▶ [REQUIREMENTS]:
Look through the records below and collect all lines that hold the string "photometry".

▶ [GIVEN INFORMATION]:
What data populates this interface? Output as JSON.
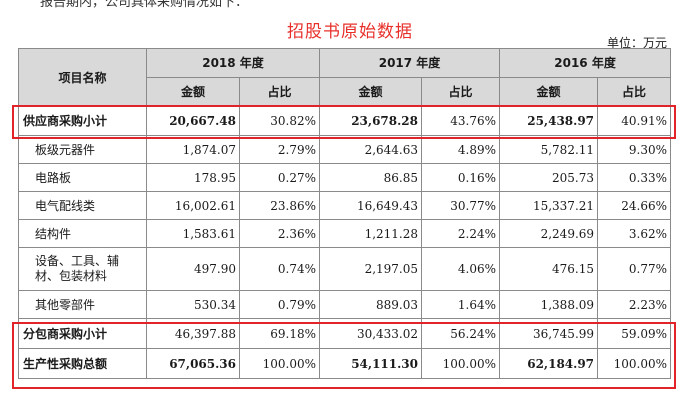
{
  "top_text": "报告期内，公司具体采购情况如下：",
  "title": "招股书原始数据",
  "unit": "单位：万元",
  "header": {
    "item_name": "项目名称",
    "years": [
      "2018 年度",
      "2017 年度",
      "2016 年度"
    ],
    "amount": "金额",
    "ratio": "占比"
  },
  "rows": [
    {
      "name": "供应商采购小计",
      "cells": [
        "20,667.48",
        "30.82%",
        "23,678.28",
        "43.76%",
        "25,438.97",
        "40.91%"
      ]
    },
    {
      "name": "板级元器件",
      "cells": [
        "1,874.07",
        "2.79%",
        "2,644.63",
        "4.89%",
        "5,782.11",
        "9.30%"
      ]
    },
    {
      "name": "电路板",
      "cells": [
        "178.95",
        "0.27%",
        "86.85",
        "0.16%",
        "205.73",
        "0.33%"
      ]
    },
    {
      "name": "电气配线类",
      "cells": [
        "16,002.61",
        "23.86%",
        "16,649.43",
        "30.77%",
        "15,337.21",
        "24.66%"
      ]
    },
    {
      "name": "结构件",
      "cells": [
        "1,583.61",
        "2.36%",
        "1,211.28",
        "2.24%",
        "2,249.69",
        "3.62%"
      ]
    },
    {
      "name": "设备、工具、辅材、包装材料",
      "cells": [
        "497.90",
        "0.74%",
        "2,197.05",
        "4.06%",
        "476.15",
        "0.77%"
      ]
    },
    {
      "name": "其他零部件",
      "cells": [
        "530.34",
        "0.79%",
        "889.03",
        "1.64%",
        "1,388.09",
        "2.23%"
      ]
    },
    {
      "name": "分包商采购小计",
      "cells": [
        "46,397.88",
        "69.18%",
        "30,433.02",
        "56.24%",
        "36,745.99",
        "59.09%"
      ]
    },
    {
      "name": "生产性采购总额",
      "cells": [
        "67,065.36",
        "100.00%",
        "54,111.30",
        "100.00%",
        "62,184.97",
        "100.00%"
      ]
    }
  ],
  "colors": {
    "title_red": "#e8302b",
    "box_red": "#e0242a",
    "header_gray": "#d9d9d9"
  }
}
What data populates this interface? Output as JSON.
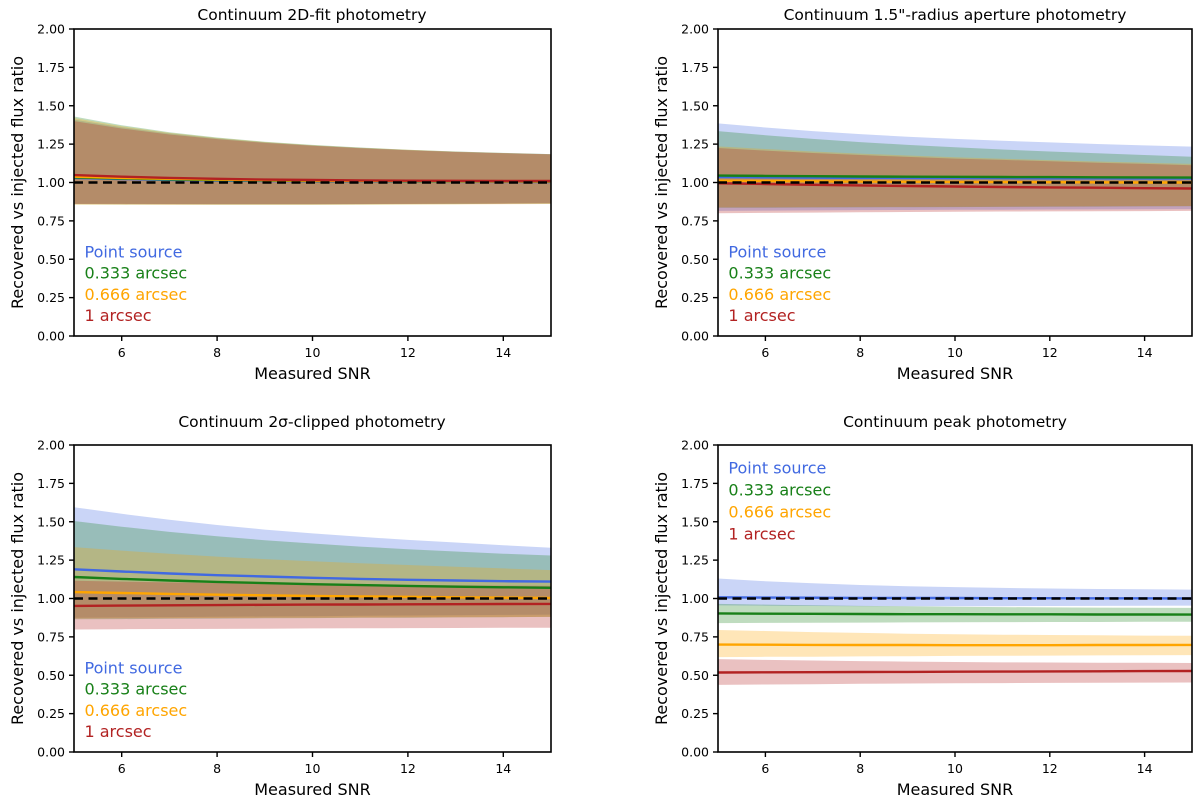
{
  "figure": {
    "background": "#ffffff"
  },
  "series_colors": {
    "blue": "#4169e1",
    "green": "#188018",
    "orange": "#ffa500",
    "red": "#b22222"
  },
  "series_labels": [
    "Point source",
    "0.333 arcsec",
    "0.666 arcsec",
    "1 arcsec"
  ],
  "chart_data": [
    {
      "type": "line",
      "title": "Continuum 2D-fit photometry",
      "xlabel": "Measured SNR",
      "ylabel": "Recovered vs injected flux ratio",
      "xlim": [
        5,
        15
      ],
      "ylim": [
        0,
        2
      ],
      "xticks": [
        6,
        8,
        10,
        12,
        14
      ],
      "yticks": [
        "0.00",
        "0.25",
        "0.50",
        "0.75",
        "1.00",
        "1.25",
        "1.50",
        "1.75",
        "2.00"
      ],
      "grid": false,
      "reference_line": {
        "y": 1.0,
        "color": "#000000",
        "style": "dashed"
      },
      "legend": {
        "position": "lower left",
        "x": 5.22,
        "y_baselines": [
          0.513,
          0.373,
          0.235,
          0.097
        ]
      },
      "x": [
        5,
        6,
        7,
        8,
        9,
        10,
        11,
        12,
        13,
        14,
        15
      ],
      "series": [
        {
          "name": "Point source",
          "color": "#4169e1",
          "values": [
            1.03,
            1.023,
            1.017,
            1.013,
            1.01,
            1.008,
            1.006,
            1.005,
            1.004,
            1.004,
            1.003
          ],
          "band_upper": [
            1.41,
            1.36,
            1.32,
            1.288,
            1.262,
            1.242,
            1.226,
            1.212,
            1.201,
            1.192,
            1.185
          ],
          "band_lower": [
            0.862,
            0.861,
            0.86,
            0.859,
            0.859,
            0.859,
            0.86,
            0.861,
            0.862,
            0.863,
            0.865
          ]
        },
        {
          "name": "0.333 arcsec",
          "color": "#188018",
          "values": [
            1.033,
            1.026,
            1.02,
            1.016,
            1.013,
            1.01,
            1.009,
            1.007,
            1.006,
            1.006,
            1.005
          ],
          "band_upper": [
            1.43,
            1.373,
            1.328,
            1.293,
            1.266,
            1.245,
            1.228,
            1.214,
            1.202,
            1.193,
            1.185
          ],
          "band_lower": [
            0.858,
            0.857,
            0.857,
            0.856,
            0.856,
            0.856,
            0.857,
            0.858,
            0.859,
            0.861,
            0.862
          ]
        },
        {
          "name": "0.666 arcsec",
          "color": "#ffa500",
          "values": [
            1.038,
            1.03,
            1.024,
            1.019,
            1.015,
            1.012,
            1.01,
            1.009,
            1.008,
            1.007,
            1.007
          ],
          "band_upper": [
            1.42,
            1.366,
            1.323,
            1.29,
            1.264,
            1.243,
            1.227,
            1.213,
            1.201,
            1.192,
            1.184
          ],
          "band_lower": [
            0.855,
            0.855,
            0.854,
            0.854,
            0.854,
            0.854,
            0.855,
            0.856,
            0.857,
            0.858,
            0.86
          ]
        },
        {
          "name": "1 arcsec",
          "color": "#b22222",
          "values": [
            1.048,
            1.038,
            1.03,
            1.024,
            1.019,
            1.016,
            1.014,
            1.012,
            1.011,
            1.01,
            1.01
          ],
          "band_upper": [
            1.4,
            1.352,
            1.313,
            1.283,
            1.258,
            1.239,
            1.223,
            1.21,
            1.199,
            1.19,
            1.183
          ],
          "band_lower": [
            0.86,
            0.859,
            0.858,
            0.858,
            0.858,
            0.858,
            0.859,
            0.86,
            0.861,
            0.862,
            0.864
          ]
        }
      ]
    },
    {
      "type": "line",
      "title": "Continuum 1.5\"-radius aperture photometry",
      "xlabel": "Measured SNR",
      "ylabel": "Recovered vs injected flux ratio",
      "xlim": [
        5,
        15
      ],
      "ylim": [
        0,
        2
      ],
      "xticks": [
        6,
        8,
        10,
        12,
        14
      ],
      "yticks": [
        "0.00",
        "0.25",
        "0.50",
        "0.75",
        "1.00",
        "1.25",
        "1.50",
        "1.75",
        "2.00"
      ],
      "grid": false,
      "reference_line": {
        "y": 1.0,
        "color": "#000000",
        "style": "dashed"
      },
      "legend": {
        "position": "lower left",
        "x": 5.22,
        "y_baselines": [
          0.513,
          0.373,
          0.235,
          0.097
        ]
      },
      "x": [
        5,
        6,
        7,
        8,
        9,
        10,
        11,
        12,
        13,
        14,
        15
      ],
      "series": [
        {
          "name": "Point source",
          "color": "#4169e1",
          "values": [
            1.035,
            1.033,
            1.031,
            1.03,
            1.029,
            1.028,
            1.028,
            1.027,
            1.027,
            1.026,
            1.026
          ],
          "band_upper": [
            1.385,
            1.358,
            1.335,
            1.315,
            1.298,
            1.284,
            1.272,
            1.261,
            1.251,
            1.242,
            1.234
          ],
          "band_lower": [
            0.815,
            0.817,
            0.818,
            0.82,
            0.821,
            0.822,
            0.823,
            0.824,
            0.825,
            0.826,
            0.827
          ]
        },
        {
          "name": "0.333 arcsec",
          "color": "#188018",
          "values": [
            1.045,
            1.043,
            1.041,
            1.039,
            1.038,
            1.037,
            1.036,
            1.035,
            1.034,
            1.033,
            1.032
          ],
          "band_upper": [
            1.335,
            1.308,
            1.284,
            1.263,
            1.245,
            1.229,
            1.215,
            1.202,
            1.19,
            1.179,
            1.168
          ],
          "band_lower": [
            0.835,
            0.836,
            0.837,
            0.838,
            0.839,
            0.84,
            0.841,
            0.842,
            0.843,
            0.844,
            0.845
          ]
        },
        {
          "name": "0.666 arcsec",
          "color": "#ffa500",
          "values": [
            1.012,
            1.01,
            1.008,
            1.006,
            1.005,
            1.004,
            1.003,
            1.002,
            1.001,
            1.0,
            1.0
          ],
          "band_upper": [
            1.235,
            1.218,
            1.202,
            1.188,
            1.176,
            1.165,
            1.155,
            1.146,
            1.137,
            1.129,
            1.121
          ],
          "band_lower": [
            0.838,
            0.839,
            0.84,
            0.841,
            0.841,
            0.842,
            0.843,
            0.844,
            0.845,
            0.846,
            0.847
          ]
        },
        {
          "name": "1 arcsec",
          "color": "#b22222",
          "values": [
            0.995,
            0.99,
            0.985,
            0.981,
            0.977,
            0.974,
            0.971,
            0.968,
            0.966,
            0.963,
            0.961
          ],
          "band_upper": [
            1.225,
            1.208,
            1.192,
            1.179,
            1.167,
            1.156,
            1.147,
            1.138,
            1.129,
            1.121,
            1.113
          ],
          "band_lower": [
            0.8,
            0.802,
            0.804,
            0.806,
            0.808,
            0.809,
            0.811,
            0.812,
            0.813,
            0.814,
            0.815
          ]
        }
      ]
    },
    {
      "type": "line",
      "title": "Continuum 2σ-clipped photometry",
      "xlabel": "Measured SNR",
      "ylabel": "Recovered vs injected flux ratio",
      "xlim": [
        5,
        15
      ],
      "ylim": [
        0,
        2
      ],
      "xticks": [
        6,
        8,
        10,
        12,
        14
      ],
      "yticks": [
        "0.00",
        "0.25",
        "0.50",
        "0.75",
        "1.00",
        "1.25",
        "1.50",
        "1.75",
        "2.00"
      ],
      "grid": false,
      "reference_line": {
        "y": 1.0,
        "color": "#000000",
        "style": "dashed"
      },
      "legend": {
        "position": "lower left",
        "x": 5.22,
        "y_baselines": [
          0.513,
          0.373,
          0.235,
          0.097
        ]
      },
      "x": [
        5,
        6,
        7,
        8,
        9,
        10,
        11,
        12,
        13,
        14,
        15
      ],
      "series": [
        {
          "name": "Point source",
          "color": "#4169e1",
          "values": [
            1.19,
            1.176,
            1.163,
            1.152,
            1.143,
            1.135,
            1.128,
            1.122,
            1.117,
            1.113,
            1.11
          ],
          "band_upper": [
            1.595,
            1.552,
            1.513,
            1.479,
            1.449,
            1.424,
            1.402,
            1.382,
            1.365,
            1.347,
            1.33
          ],
          "band_lower": [
            0.875,
            0.877,
            0.879,
            0.881,
            0.883,
            0.885,
            0.887,
            0.889,
            0.891,
            0.893,
            0.895
          ]
        },
        {
          "name": "0.333 arcsec",
          "color": "#188018",
          "values": [
            1.14,
            1.128,
            1.117,
            1.108,
            1.1,
            1.093,
            1.087,
            1.082,
            1.077,
            1.073,
            1.07
          ],
          "band_upper": [
            1.505,
            1.468,
            1.434,
            1.405,
            1.38,
            1.358,
            1.338,
            1.321,
            1.306,
            1.292,
            1.28
          ],
          "band_lower": [
            0.865,
            0.866,
            0.868,
            0.869,
            0.871,
            0.872,
            0.874,
            0.875,
            0.877,
            0.878,
            0.88
          ]
        },
        {
          "name": "0.666 arcsec",
          "color": "#ffa500",
          "values": [
            1.042,
            1.036,
            1.03,
            1.025,
            1.021,
            1.017,
            1.014,
            1.011,
            1.008,
            1.006,
            1.004
          ],
          "band_upper": [
            1.335,
            1.312,
            1.291,
            1.273,
            1.257,
            1.243,
            1.23,
            1.218,
            1.207,
            1.196,
            1.185
          ],
          "band_lower": [
            0.87,
            0.871,
            0.872,
            0.873,
            0.874,
            0.875,
            0.876,
            0.877,
            0.878,
            0.879,
            0.88
          ]
        },
        {
          "name": "1 arcsec",
          "color": "#b22222",
          "values": [
            0.952,
            0.954,
            0.956,
            0.957,
            0.959,
            0.96,
            0.961,
            0.962,
            0.963,
            0.964,
            0.965
          ],
          "band_upper": [
            1.115,
            1.11,
            1.105,
            1.101,
            1.097,
            1.094,
            1.091,
            1.088,
            1.086,
            1.084,
            1.082
          ],
          "band_lower": [
            0.798,
            0.8,
            0.801,
            0.802,
            0.803,
            0.805,
            0.806,
            0.807,
            0.808,
            0.809,
            0.81
          ]
        }
      ]
    },
    {
      "type": "line",
      "title": "Continuum peak photometry",
      "xlabel": "Measured SNR",
      "ylabel": "Recovered vs injected flux ratio",
      "xlim": [
        5,
        15
      ],
      "ylim": [
        0,
        2
      ],
      "xticks": [
        6,
        8,
        10,
        12,
        14
      ],
      "yticks": [
        "0.00",
        "0.25",
        "0.50",
        "0.75",
        "1.00",
        "1.25",
        "1.50",
        "1.75",
        "2.00"
      ],
      "grid": false,
      "reference_line": {
        "y": 1.0,
        "color": "#000000",
        "style": "dashed"
      },
      "legend": {
        "position": "upper left",
        "x": 5.22,
        "y_baselines": [
          1.815,
          1.672,
          1.528,
          1.385
        ]
      },
      "x": [
        5,
        6,
        7,
        8,
        9,
        10,
        11,
        12,
        13,
        14,
        15
      ],
      "series": [
        {
          "name": "Point source",
          "color": "#4169e1",
          "values": [
            1.008,
            1.006,
            1.005,
            1.004,
            1.003,
            1.003,
            1.002,
            1.002,
            1.001,
            1.001,
            1.0
          ],
          "band_upper": [
            1.13,
            1.113,
            1.099,
            1.088,
            1.08,
            1.074,
            1.069,
            1.065,
            1.062,
            1.06,
            1.058
          ],
          "band_lower": [
            0.955,
            0.953,
            0.951,
            0.95,
            0.95,
            0.95,
            0.95,
            0.951,
            0.952,
            0.953,
            0.954
          ]
        },
        {
          "name": "0.333 arcsec",
          "color": "#188018",
          "values": [
            0.903,
            0.901,
            0.9,
            0.899,
            0.898,
            0.898,
            0.897,
            0.897,
            0.896,
            0.896,
            0.895
          ],
          "band_upper": [
            0.965,
            0.96,
            0.956,
            0.952,
            0.949,
            0.946,
            0.944,
            0.942,
            0.941,
            0.94,
            0.939
          ],
          "band_lower": [
            0.84,
            0.841,
            0.842,
            0.843,
            0.844,
            0.845,
            0.846,
            0.847,
            0.847,
            0.848,
            0.849
          ]
        },
        {
          "name": "0.666 arcsec",
          "color": "#ffa500",
          "values": [
            0.7,
            0.699,
            0.698,
            0.697,
            0.697,
            0.696,
            0.696,
            0.696,
            0.697,
            0.697,
            0.698
          ],
          "band_upper": [
            0.795,
            0.788,
            0.781,
            0.776,
            0.771,
            0.767,
            0.764,
            0.762,
            0.76,
            0.758,
            0.757
          ],
          "band_lower": [
            0.618,
            0.62,
            0.621,
            0.623,
            0.624,
            0.626,
            0.627,
            0.628,
            0.629,
            0.63,
            0.631
          ]
        },
        {
          "name": "1 arcsec",
          "color": "#b22222",
          "values": [
            0.518,
            0.519,
            0.52,
            0.521,
            0.522,
            0.523,
            0.524,
            0.525,
            0.526,
            0.527,
            0.528
          ],
          "band_upper": [
            0.605,
            0.6,
            0.596,
            0.592,
            0.589,
            0.586,
            0.584,
            0.583,
            0.582,
            0.581,
            0.58
          ],
          "band_lower": [
            0.437,
            0.44,
            0.442,
            0.444,
            0.446,
            0.448,
            0.449,
            0.45,
            0.451,
            0.452,
            0.453
          ]
        }
      ]
    }
  ]
}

▶ [RESULT FOR THIS EXERCISE]:
      "title": "Continuum 2D-fit photometry",
      "title": "Continuum 1.5\"-radius aperture photometry",
      "title": "Continuum 2σ-clipped photometry",
      "title": "Continuum peak photometry",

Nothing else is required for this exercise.